▶ _TASK PROMPT_: Reproduce each line that includes the word "carretera".

Stored items

------------------------------------------------

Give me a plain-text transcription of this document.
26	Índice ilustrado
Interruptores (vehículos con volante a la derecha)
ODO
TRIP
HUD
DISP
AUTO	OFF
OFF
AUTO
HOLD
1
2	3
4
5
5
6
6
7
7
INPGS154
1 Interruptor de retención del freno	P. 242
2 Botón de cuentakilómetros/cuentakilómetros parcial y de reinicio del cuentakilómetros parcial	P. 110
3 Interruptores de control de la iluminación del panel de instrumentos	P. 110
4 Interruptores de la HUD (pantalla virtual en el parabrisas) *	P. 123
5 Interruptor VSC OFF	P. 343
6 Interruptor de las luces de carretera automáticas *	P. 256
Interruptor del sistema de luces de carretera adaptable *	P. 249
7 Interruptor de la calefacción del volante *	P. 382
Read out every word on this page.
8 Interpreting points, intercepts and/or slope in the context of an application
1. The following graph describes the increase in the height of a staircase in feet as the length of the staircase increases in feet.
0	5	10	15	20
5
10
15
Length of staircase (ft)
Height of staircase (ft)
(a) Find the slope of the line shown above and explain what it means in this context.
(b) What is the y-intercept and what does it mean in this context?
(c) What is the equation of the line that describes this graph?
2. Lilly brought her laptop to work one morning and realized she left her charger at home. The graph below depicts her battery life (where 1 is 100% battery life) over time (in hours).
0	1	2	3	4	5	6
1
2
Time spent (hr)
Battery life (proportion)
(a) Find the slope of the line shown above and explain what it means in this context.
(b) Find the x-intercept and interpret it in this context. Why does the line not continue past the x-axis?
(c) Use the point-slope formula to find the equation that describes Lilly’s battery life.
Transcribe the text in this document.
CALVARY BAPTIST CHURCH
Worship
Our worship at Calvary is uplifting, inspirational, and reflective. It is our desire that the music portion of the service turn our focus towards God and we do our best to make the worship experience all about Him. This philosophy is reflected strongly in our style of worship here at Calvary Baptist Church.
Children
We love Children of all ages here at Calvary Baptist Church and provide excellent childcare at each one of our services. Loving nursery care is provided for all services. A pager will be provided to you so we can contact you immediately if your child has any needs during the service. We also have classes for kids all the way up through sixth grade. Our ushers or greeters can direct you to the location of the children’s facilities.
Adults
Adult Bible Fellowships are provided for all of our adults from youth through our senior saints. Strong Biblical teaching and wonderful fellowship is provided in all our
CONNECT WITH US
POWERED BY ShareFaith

------------------------------------------------

▶ _EXERCISE OUTPUT_:
6 Interruptor de las luces de carretera automáticas *	P. 256
Interruptor del sistema de luces de carretera adaptable *	P. 249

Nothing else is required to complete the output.